Where a line in the listing below contains the word "name", copy that line.

• **Material for this task**

******************************

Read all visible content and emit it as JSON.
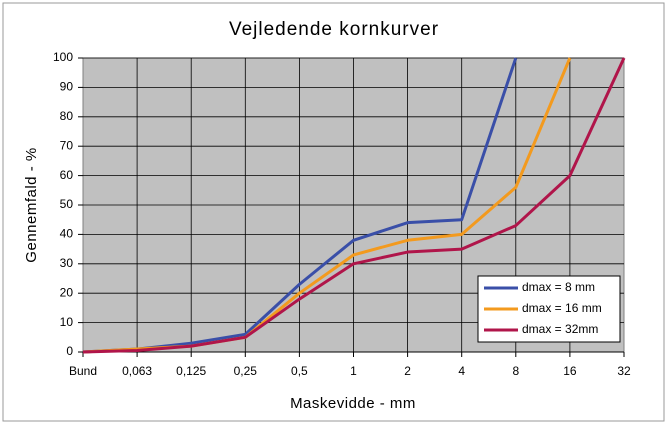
{
  "chart_data": {
    "type": "line",
    "title": "Vejledende kornkurver",
    "x_label": "Maskevidde - mm",
    "y_label": "Gennemfald - %",
    "categories": [
      "Bund",
      "0,063",
      "0,125",
      "0,25",
      "0,5",
      "1",
      "2",
      "4",
      "8",
      "16",
      "32"
    ],
    "series": [
      {
        "name": "dmax = 8 mm",
        "color": "#3a4fa8",
        "values": [
          0,
          1,
          3,
          6,
          23,
          38,
          44,
          45,
          100,
          null,
          null
        ]
      },
      {
        "name": "dmax = 16 mm",
        "color": "#f39a1e",
        "values": [
          0,
          1,
          2,
          5,
          20,
          33,
          38,
          40,
          56,
          100,
          null
        ]
      },
      {
        "name": "dmax = 32mm",
        "color": "#b0154a",
        "values": [
          0,
          0.5,
          2,
          5,
          18,
          30,
          34,
          35,
          43,
          60,
          100
        ]
      }
    ],
    "ylim": [
      0,
      100
    ],
    "yticks": [
      0,
      10,
      20,
      30,
      40,
      50,
      60,
      70,
      80,
      90,
      100
    ],
    "grid": true,
    "legend": "lower right"
  }
}
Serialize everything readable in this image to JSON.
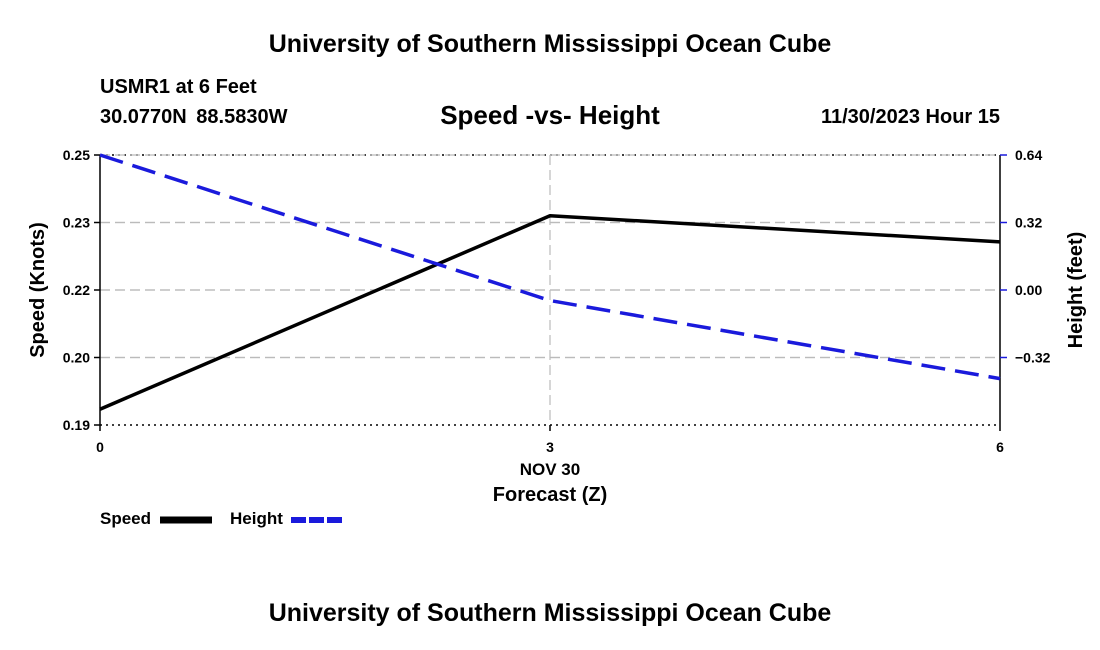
{
  "header": {
    "title": "University of Southern Mississippi Ocean Cube",
    "station": "USMR1 at 6 Feet",
    "coords": "30.0770N  88.5830W",
    "subtitle": "Speed -vs- Height",
    "datetime": "11/30/2023 Hour 15"
  },
  "footer": {
    "title": "University of Southern Mississippi Ocean Cube"
  },
  "legend": {
    "speed_label": "Speed",
    "height_label": "Height"
  },
  "colors": {
    "speed": "#000000",
    "height": "#1a1adc",
    "grid": "#bbbbbb"
  },
  "chart_data": {
    "type": "line",
    "title": "Speed -vs- Height",
    "x": [
      0,
      3,
      6
    ],
    "x_tick_labels": [
      "0",
      "3",
      "6"
    ],
    "x_sub_label": "NOV 30",
    "xlabel": "Forecast (Z)",
    "xlim": [
      0,
      6
    ],
    "y_left": {
      "label": "Speed (Knots)",
      "lim": [
        0.19,
        0.25
      ],
      "ticks": [
        0.19,
        0.205,
        0.22,
        0.235,
        0.25
      ],
      "tick_labels": [
        "0.19",
        "0.20",
        "0.22",
        "0.23",
        "0.25"
      ]
    },
    "y_right": {
      "label": "Height (feet)",
      "lim": [
        -0.64,
        0.64
      ],
      "ticks": [
        -0.32,
        0.0,
        0.32,
        0.64
      ],
      "tick_labels": [
        "−0.32",
        "0.00",
        "0.32",
        "0.64"
      ]
    },
    "grid": true,
    "series": [
      {
        "name": "Speed",
        "axis": "left",
        "style": "solid",
        "values": [
          0.1935,
          0.2365,
          0.2307
        ]
      },
      {
        "name": "Height",
        "axis": "right",
        "style": "dashed",
        "values": [
          0.64,
          -0.05,
          -0.42
        ]
      }
    ]
  }
}
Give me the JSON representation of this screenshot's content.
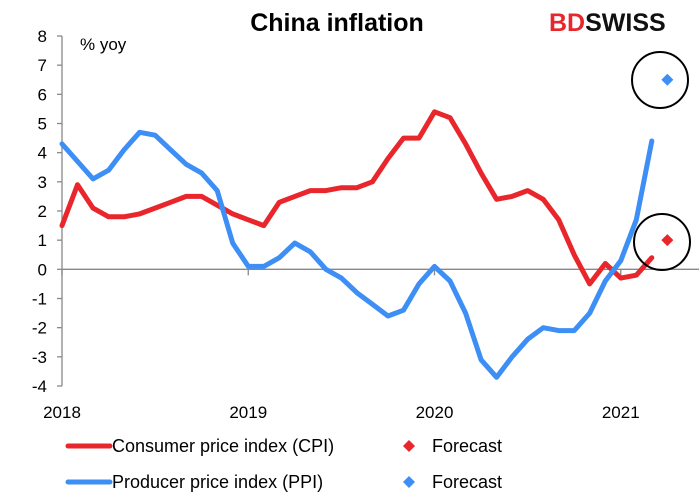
{
  "logo": {
    "prefix": "BD",
    "suffix": "SWISS",
    "prefix_color": "#e8262b",
    "suffix_color": "#111111"
  },
  "chart_data": {
    "type": "line",
    "title": "China inflation",
    "ylabel": "% yoy",
    "ylim": [
      -4,
      8
    ],
    "yticks": [
      -4,
      -3,
      -2,
      -1,
      0,
      1,
      2,
      3,
      4,
      5,
      6,
      7,
      8
    ],
    "xlim": [
      2018.0,
      2021.42
    ],
    "xticks": [
      {
        "value": 2018,
        "label": "2018"
      },
      {
        "value": 2019,
        "label": "2019"
      },
      {
        "value": 2020,
        "label": "2020"
      },
      {
        "value": 2021,
        "label": "2021"
      }
    ],
    "series": [
      {
        "name": "Consumer price index (CPI)",
        "color": "#e8262b",
        "x": [
          2018.0,
          2018.0833,
          2018.1667,
          2018.25,
          2018.3333,
          2018.4167,
          2018.5,
          2018.5833,
          2018.6667,
          2018.75,
          2018.8333,
          2018.9167,
          2019.0,
          2019.0833,
          2019.1667,
          2019.25,
          2019.3333,
          2019.4167,
          2019.5,
          2019.5833,
          2019.6667,
          2019.75,
          2019.8333,
          2019.9167,
          2020.0,
          2020.0833,
          2020.1667,
          2020.25,
          2020.3333,
          2020.4167,
          2020.5,
          2020.5833,
          2020.6667,
          2020.75,
          2020.8333,
          2020.9167,
          2021.0,
          2021.0833,
          2021.1667
        ],
        "values": [
          1.5,
          2.9,
          2.1,
          1.8,
          1.8,
          1.9,
          2.1,
          2.3,
          2.5,
          2.5,
          2.2,
          1.9,
          1.7,
          1.5,
          2.3,
          2.5,
          2.7,
          2.7,
          2.8,
          2.8,
          3.0,
          3.8,
          4.5,
          4.5,
          5.4,
          5.2,
          4.3,
          3.3,
          2.4,
          2.5,
          2.7,
          2.4,
          1.7,
          0.5,
          -0.5,
          0.2,
          -0.3,
          -0.2,
          0.4
        ]
      },
      {
        "name": "Producer price index (PPI)",
        "color": "#3d8ef5",
        "x": [
          2018.0,
          2018.0833,
          2018.1667,
          2018.25,
          2018.3333,
          2018.4167,
          2018.5,
          2018.5833,
          2018.6667,
          2018.75,
          2018.8333,
          2018.9167,
          2019.0,
          2019.0833,
          2019.1667,
          2019.25,
          2019.3333,
          2019.4167,
          2019.5,
          2019.5833,
          2019.6667,
          2019.75,
          2019.8333,
          2019.9167,
          2020.0,
          2020.0833,
          2020.1667,
          2020.25,
          2020.3333,
          2020.4167,
          2020.5,
          2020.5833,
          2020.6667,
          2020.75,
          2020.8333,
          2020.9167,
          2021.0,
          2021.0833,
          2021.1667
        ],
        "values": [
          4.3,
          3.7,
          3.1,
          3.4,
          4.1,
          4.7,
          4.6,
          4.1,
          3.6,
          3.3,
          2.7,
          0.9,
          0.1,
          0.1,
          0.4,
          0.9,
          0.6,
          0.0,
          -0.3,
          -0.8,
          -1.2,
          -1.6,
          -1.4,
          -0.5,
          0.1,
          -0.4,
          -1.5,
          -3.1,
          -3.7,
          -3.0,
          -2.4,
          -2.0,
          -2.1,
          -2.1,
          -1.5,
          -0.4,
          0.3,
          1.7,
          4.4
        ]
      }
    ],
    "forecasts": [
      {
        "name": "Forecast",
        "series": "Consumer price index (CPI)",
        "x": 2021.25,
        "value": 1.0,
        "color": "#e8262b"
      },
      {
        "name": "Forecast",
        "series": "Producer price index (PPI)",
        "x": 2021.25,
        "value": 6.5,
        "color": "#3d8ef5"
      }
    ],
    "legend": [
      {
        "label": "Consumer price index (CPI)",
        "kind": "line",
        "color": "#e8262b"
      },
      {
        "label": "Forecast",
        "kind": "marker",
        "color": "#e8262b"
      },
      {
        "label": "Producer price index (PPI)",
        "kind": "line",
        "color": "#3d8ef5"
      },
      {
        "label": "Forecast",
        "kind": "marker",
        "color": "#3d8ef5"
      }
    ],
    "legend_position": "bottom",
    "grid": false
  }
}
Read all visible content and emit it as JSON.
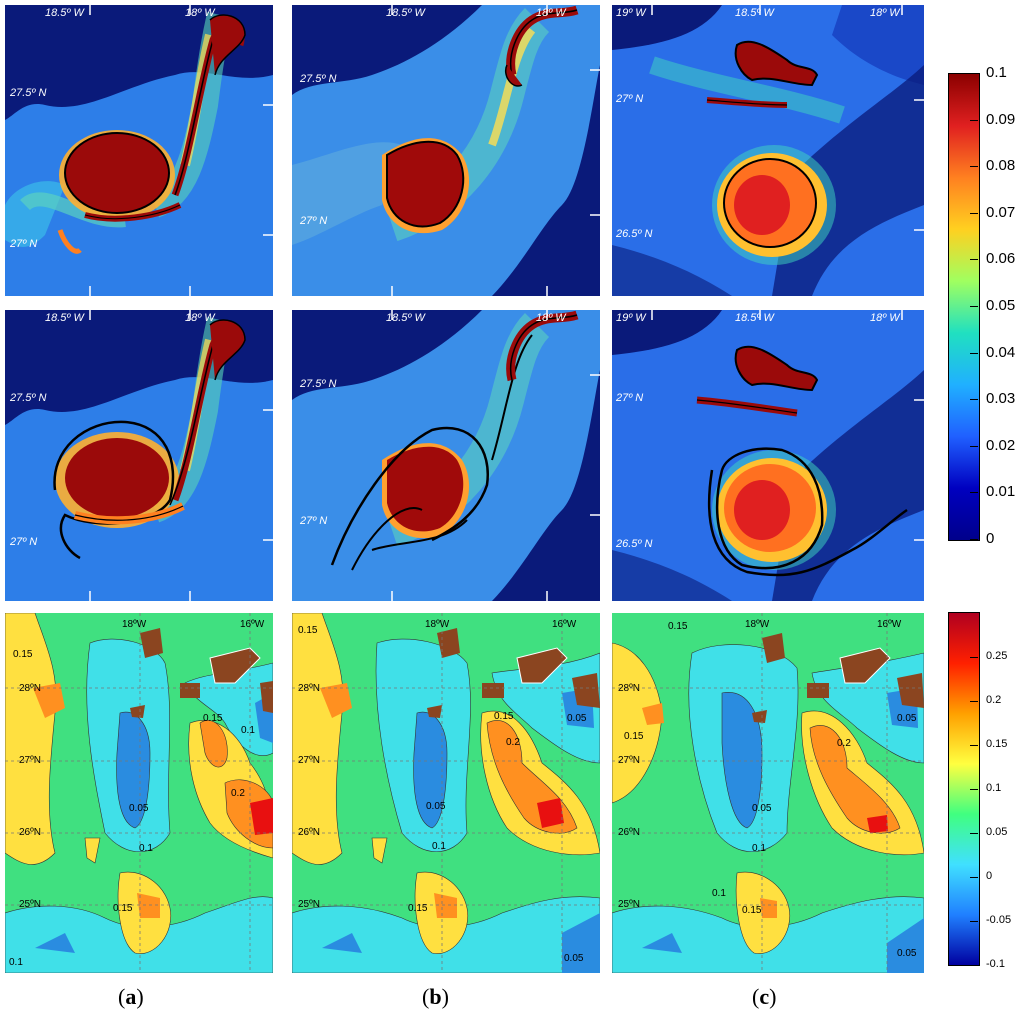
{
  "colorbar_top": {
    "ticks": [
      "0.1",
      "0.09",
      "0.08",
      "0.07",
      "0.06",
      "0.05",
      "0.04",
      "0.03",
      "0.02",
      "0.01",
      "0"
    ],
    "colors": [
      "#8b0000",
      "#e02020",
      "#ff8020",
      "#ffd020",
      "#a0ff60",
      "#20e0c0",
      "#20b0ff",
      "#2060ff",
      "#0000c0",
      "#00008b"
    ]
  },
  "colorbar_bottom": {
    "ticks": [
      "0.25",
      "0.2",
      "0.15",
      "0.1",
      "0.05",
      "0",
      "-0.05",
      "-0.1"
    ],
    "colors": [
      "#b00020",
      "#ff2000",
      "#ffa000",
      "#ffff40",
      "#40ff80",
      "#40e0ff",
      "#2080ff",
      "#0000a0"
    ]
  },
  "panels": {
    "a1": {
      "lon1": "18.5º W",
      "lon2": "18º W",
      "lat1": "27.5º N",
      "lat2": "27º N"
    },
    "b1": {
      "lon1": "18.5º W",
      "lon2": "18º W",
      "lat1": "27.5º N",
      "lat2": "27º N"
    },
    "c1": {
      "lon0": "19º W",
      "lon1": "18.5º W",
      "lon2": "18º W",
      "lat1": "27º N",
      "lat2": "26.5º N"
    },
    "a2": {
      "lon1": "18.5º W",
      "lon2": "18º W",
      "lat1": "27.5º N",
      "lat2": "27º N"
    },
    "b2": {
      "lon1": "18.5º W",
      "lon2": "18º W",
      "lat1": "27.5º N",
      "lat2": "27º N"
    },
    "c2": {
      "lon0": "19º W",
      "lon1": "18.5º W",
      "lon2": "18º W",
      "lat1": "27º N",
      "lat2": "26.5º N"
    }
  },
  "wind_panels": {
    "lon1": "18ºW",
    "lon2": "16ºW",
    "lats": [
      "28ºN",
      "27ºN",
      "26ºN",
      "25ºN"
    ],
    "a": {
      "labels": [
        "0.15",
        "0.15",
        "0.1",
        "0.05",
        "0.2",
        "0.1",
        "0.15",
        "0.1"
      ]
    },
    "b": {
      "labels": [
        "0.15",
        "0.15",
        "0.2",
        "0.05",
        "0.1",
        "0.15",
        "0.05",
        "0.05"
      ]
    },
    "c": {
      "labels": [
        "0.15",
        "0.15",
        "0.2",
        "0.05",
        "0.1",
        "0.15",
        "0.1",
        "0.05",
        "0.05"
      ]
    }
  },
  "captions": {
    "a": {
      "open": "(",
      "letter": "a",
      "close": ")"
    },
    "b": {
      "open": "(",
      "letter": "b",
      "close": ")"
    },
    "c": {
      "open": "(",
      "letter": "c",
      "close": ")"
    }
  }
}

******************************

• **Response to the exercise**
        "name": "dmax = 8 mm",
        "name": "dmax = 16 mm",
        "name": "dmax = 32mm",
        "name": "Speed",
        "name": "Height",
        "name": "Consumer price index (CPI)",
        "name": "Producer price index (PPI)",
        "name": "Forecast",
        "name": "Forecast",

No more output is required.